List each line in which the string "Relación" appears.

***

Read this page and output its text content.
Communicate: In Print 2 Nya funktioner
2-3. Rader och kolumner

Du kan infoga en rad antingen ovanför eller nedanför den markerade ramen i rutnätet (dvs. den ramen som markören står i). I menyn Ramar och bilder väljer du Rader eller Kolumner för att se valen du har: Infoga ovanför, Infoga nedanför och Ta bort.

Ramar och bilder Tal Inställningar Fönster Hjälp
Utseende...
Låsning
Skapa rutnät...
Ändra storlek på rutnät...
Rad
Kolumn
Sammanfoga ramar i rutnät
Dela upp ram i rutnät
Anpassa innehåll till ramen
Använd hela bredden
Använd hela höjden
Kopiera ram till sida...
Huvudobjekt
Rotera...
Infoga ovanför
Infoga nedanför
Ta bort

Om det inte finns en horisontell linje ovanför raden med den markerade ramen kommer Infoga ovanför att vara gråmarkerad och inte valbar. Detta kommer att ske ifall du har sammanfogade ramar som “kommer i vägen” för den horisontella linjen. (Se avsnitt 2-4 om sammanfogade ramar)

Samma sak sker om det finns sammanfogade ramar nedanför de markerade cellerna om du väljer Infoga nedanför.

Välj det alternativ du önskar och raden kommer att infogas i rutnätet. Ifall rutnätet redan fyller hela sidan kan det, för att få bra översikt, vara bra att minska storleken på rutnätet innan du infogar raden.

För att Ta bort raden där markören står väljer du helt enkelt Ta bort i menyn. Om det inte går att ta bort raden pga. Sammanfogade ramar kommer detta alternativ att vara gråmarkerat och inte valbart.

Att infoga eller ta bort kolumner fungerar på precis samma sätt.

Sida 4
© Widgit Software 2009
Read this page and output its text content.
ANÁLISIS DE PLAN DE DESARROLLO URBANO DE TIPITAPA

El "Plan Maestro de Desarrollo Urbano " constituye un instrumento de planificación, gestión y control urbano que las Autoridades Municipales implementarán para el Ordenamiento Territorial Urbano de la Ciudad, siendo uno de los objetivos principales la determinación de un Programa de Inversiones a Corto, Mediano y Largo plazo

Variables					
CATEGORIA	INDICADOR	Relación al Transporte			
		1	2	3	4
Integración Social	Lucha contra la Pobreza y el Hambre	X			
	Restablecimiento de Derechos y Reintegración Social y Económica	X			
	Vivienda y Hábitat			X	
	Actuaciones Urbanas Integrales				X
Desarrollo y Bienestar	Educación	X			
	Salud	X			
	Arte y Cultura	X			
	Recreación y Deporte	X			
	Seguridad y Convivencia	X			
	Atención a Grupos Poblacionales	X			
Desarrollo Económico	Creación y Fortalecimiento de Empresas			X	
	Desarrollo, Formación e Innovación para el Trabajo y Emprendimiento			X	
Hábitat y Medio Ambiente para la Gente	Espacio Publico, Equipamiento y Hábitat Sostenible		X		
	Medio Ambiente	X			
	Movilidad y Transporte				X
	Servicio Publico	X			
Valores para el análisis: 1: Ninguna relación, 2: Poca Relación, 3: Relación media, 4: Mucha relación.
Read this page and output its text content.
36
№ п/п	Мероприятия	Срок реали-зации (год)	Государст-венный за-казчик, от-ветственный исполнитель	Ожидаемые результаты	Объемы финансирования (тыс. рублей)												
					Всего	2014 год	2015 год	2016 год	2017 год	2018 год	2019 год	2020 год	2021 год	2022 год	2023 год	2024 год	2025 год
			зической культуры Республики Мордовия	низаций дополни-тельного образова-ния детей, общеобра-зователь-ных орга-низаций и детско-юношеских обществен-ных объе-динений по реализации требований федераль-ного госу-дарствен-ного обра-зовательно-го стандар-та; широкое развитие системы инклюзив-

***

▶ _ANSWER TO THIS EXERCISE_:
CATEGORIA	INDICADOR	Relación al Transporte			
Valores para el análisis: 1: Ninguna relación, 2: Poca Relación, 3: Relación media, 4: Mucha relación.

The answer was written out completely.